[Source records]

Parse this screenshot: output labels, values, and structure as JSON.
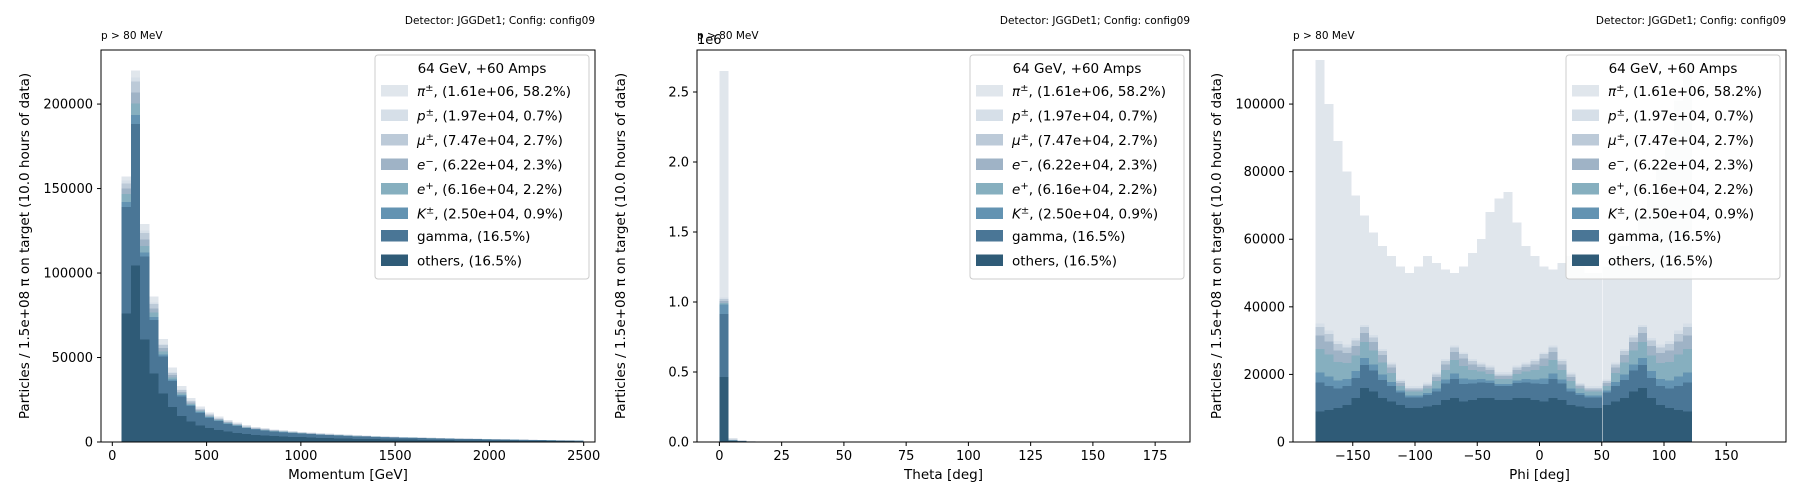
{
  "legend": {
    "title": "64 GeV, +60 Amps",
    "entries": [
      {
        "label": "π±, (1.61e+06, 58.2%)",
        "sym": "π",
        "sup": "±",
        "rest": ", (1.61e+06, 58.2%)",
        "color": "#e0e6ec"
      },
      {
        "label": "p±, (1.97e+04, 0.7%)",
        "sym": "p",
        "sup": "±",
        "rest": ", (1.97e+04, 0.7%)",
        "color": "#d6dfe8"
      },
      {
        "label": "μ±, (7.47e+04, 2.7%)",
        "sym": "μ",
        "sup": "±",
        "rest": ", (7.47e+04, 2.7%)",
        "color": "#bccad8"
      },
      {
        "label": "e−, (6.22e+04, 2.3%)",
        "sym": "e",
        "sup": "−",
        "rest": ", (6.22e+04, 2.3%)",
        "color": "#9fb3c6"
      },
      {
        "label": "e+, (6.16e+04, 2.2%)",
        "sym": "e",
        "sup": "+",
        "rest": ", (6.16e+04, 2.2%)",
        "color": "#86afbf"
      },
      {
        "label": "K±, (2.50e+04, 0.9%)",
        "sym": "K",
        "sup": "±",
        "rest": ", (2.50e+04, 0.9%)",
        "color": "#6393b2"
      },
      {
        "label": "gamma, (16.5%)",
        "sym": "",
        "sup": "",
        "rest": "gamma, (16.5%)",
        "color": "#4a7696"
      },
      {
        "label": "others, (16.5%)",
        "sym": "",
        "sup": "",
        "rest": "others, (16.5%)",
        "color": "#2f5b77"
      }
    ]
  },
  "chart_data": [
    {
      "type": "bar",
      "stacked": true,
      "panel": "momentum",
      "title_left": "p > 80 MeV",
      "title_right": "Detector: JGGDet1; Config: config09",
      "xlabel": "Momentum [GeV]",
      "ylabel": "Particles / 1.5e+08 π on target (10.0 hours of data)",
      "xlim": [
        -60,
        2560
      ],
      "ylim": [
        0,
        232000
      ],
      "xticks": [
        0,
        500,
        1000,
        1500,
        2000,
        2500
      ],
      "yticks": [
        0,
        50000,
        100000,
        150000,
        200000
      ],
      "ytick_labels": [
        "0",
        "50000",
        "100000",
        "150000",
        "200000"
      ],
      "scale_label": "",
      "bin_start": 50,
      "bin_width": 49,
      "totals": [
        157000,
        220000,
        129000,
        86000,
        61000,
        44000,
        33000,
        26000,
        21000,
        17500,
        15000,
        13000,
        11500,
        10000,
        9000,
        8200,
        7500,
        7000,
        6500,
        6000,
        5600,
        5200,
        4900,
        4600,
        4300,
        4000,
        3800,
        3600,
        3400,
        3200,
        3000,
        2900,
        2750,
        2600,
        2450,
        2300,
        2200,
        2100,
        2000,
        1900,
        1800,
        1700,
        1600,
        1500,
        1400,
        1300,
        1200,
        1100,
        1000,
        900
      ],
      "fractions": [
        [
          0.015,
          0.01,
          0.02,
          0.02,
          0.03,
          0.02,
          0.4,
          0.485
        ],
        [
          0.02,
          0.01,
          0.03,
          0.03,
          0.03,
          0.025,
          0.38,
          0.475
        ],
        [
          0.03,
          0.01,
          0.03,
          0.03,
          0.03,
          0.02,
          0.38,
          0.47
        ],
        [
          0.04,
          0.01,
          0.03,
          0.03,
          0.03,
          0.02,
          0.37,
          0.47
        ],
        [
          0.05,
          0.01,
          0.03,
          0.03,
          0.03,
          0.02,
          0.36,
          0.47
        ],
        [
          0.06,
          0.01,
          0.03,
          0.03,
          0.03,
          0.02,
          0.35,
          0.47
        ]
      ]
    },
    {
      "type": "bar",
      "stacked": true,
      "panel": "theta",
      "title_left": "p > 80 MeV",
      "title_right": "Detector: JGGDet1; Config: config09",
      "xlabel": "Theta [deg]",
      "ylabel": "Particles / 1.5e+08 π on target (10.0 hours of data)",
      "xlim": [
        -9,
        189
      ],
      "ylim": [
        0,
        2800000
      ],
      "xticks": [
        0,
        25,
        50,
        75,
        100,
        125,
        150,
        175
      ],
      "yticks": [
        0,
        500000,
        1000000,
        1500000,
        2000000,
        2500000
      ],
      "ytick_labels": [
        "0.0",
        "0.5",
        "1.0",
        "1.5",
        "2.0",
        "2.5"
      ],
      "scale_label": "1e6",
      "bin_start": 0,
      "bin_width": 3.6,
      "totals": [
        2650000,
        28000,
        15000,
        8000,
        5000,
        3000,
        2000,
        1500,
        1000,
        700,
        500,
        400,
        300,
        250,
        200,
        150,
        120,
        100,
        80,
        60
      ],
      "fractions": [
        [
          0.61,
          0.005,
          0.005,
          0.005,
          0.005,
          0.025,
          0.17,
          0.175
        ],
        [
          0.4,
          0.02,
          0.05,
          0.05,
          0.05,
          0.03,
          0.2,
          0.2
        ],
        [
          0.4,
          0.02,
          0.05,
          0.05,
          0.05,
          0.03,
          0.2,
          0.2
        ]
      ]
    },
    {
      "type": "bar",
      "stacked": true,
      "panel": "phi",
      "title_left": "p > 80 MeV",
      "title_right": "Detector: JGGDet1; Config: config09",
      "xlabel": "Phi [deg]",
      "ylabel": "Particles / 1.5e+08 π on target (10.0 hours of data)",
      "xlim": [
        -198,
        198
      ],
      "ylim": [
        0,
        116000
      ],
      "xticks": [
        -150,
        -100,
        -50,
        0,
        50,
        100,
        150
      ],
      "xtick_labels": [
        "−150",
        "−100",
        "−50",
        "0",
        "50",
        "100",
        "150"
      ],
      "yticks": [
        0,
        20000,
        40000,
        60000,
        80000,
        100000
      ],
      "ytick_labels": [
        "0",
        "20000",
        "40000",
        "60000",
        "80000",
        "100000"
      ],
      "scale_label": "",
      "bin_start": -180,
      "bin_width": 7.2,
      "totals": [
        113000,
        100000,
        89000,
        80000,
        73000,
        67000,
        62000,
        58000,
        55000,
        52000,
        50000,
        52000,
        55000,
        53000,
        51000,
        50000,
        52000,
        56000,
        60000,
        68000,
        72000,
        74000,
        65000,
        58000,
        55000,
        52000,
        51000,
        53000,
        55000,
        52000,
        50000,
        50000,
        52000,
        55000,
        58000,
        62000,
        67000,
        73000,
        81000,
        90000,
        101000,
        113000
      ],
      "blue_lower": [
        34000,
        32000,
        29000,
        28000,
        30000,
        34000,
        31000,
        27000,
        23000,
        18000,
        16000,
        16000,
        17000,
        20000,
        24000,
        28000,
        26000,
        24000,
        23000,
        22000,
        20000,
        20000,
        22000,
        23000,
        24000,
        26000,
        28000,
        24000,
        20000,
        17000,
        16000,
        16000,
        18000,
        23000,
        27000,
        31000,
        34000,
        30000,
        28000,
        29000,
        32000,
        34000
      ],
      "others_level": [
        9000,
        9500,
        10000,
        11000,
        13000,
        16000,
        15000,
        13000,
        12000,
        11000,
        10000,
        10000,
        10500,
        11000,
        12500,
        13000,
        12000,
        12500,
        13000,
        13000,
        12500,
        12500,
        13000,
        13000,
        12500,
        12000,
        13000,
        12500,
        11000,
        10500,
        10000,
        10000,
        11000,
        12000,
        13000,
        15000,
        16000,
        13000,
        11000,
        10000,
        9500,
        9000
      ]
    }
  ]
}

§ WRITTEN EXERCISE: Look through the data and gather every line with the string "color" in it.

§ RESPONSE TO THE EXERCISE:
        "color": "#e0e6ec"
        "color": "#d6dfe8"
        "color": "#bccad8"
        "color": "#9fb3c6"
        "color": "#86afbf"
        "color": "#6393b2"
        "color": "#4a7696"
        "color": "#2f5b77"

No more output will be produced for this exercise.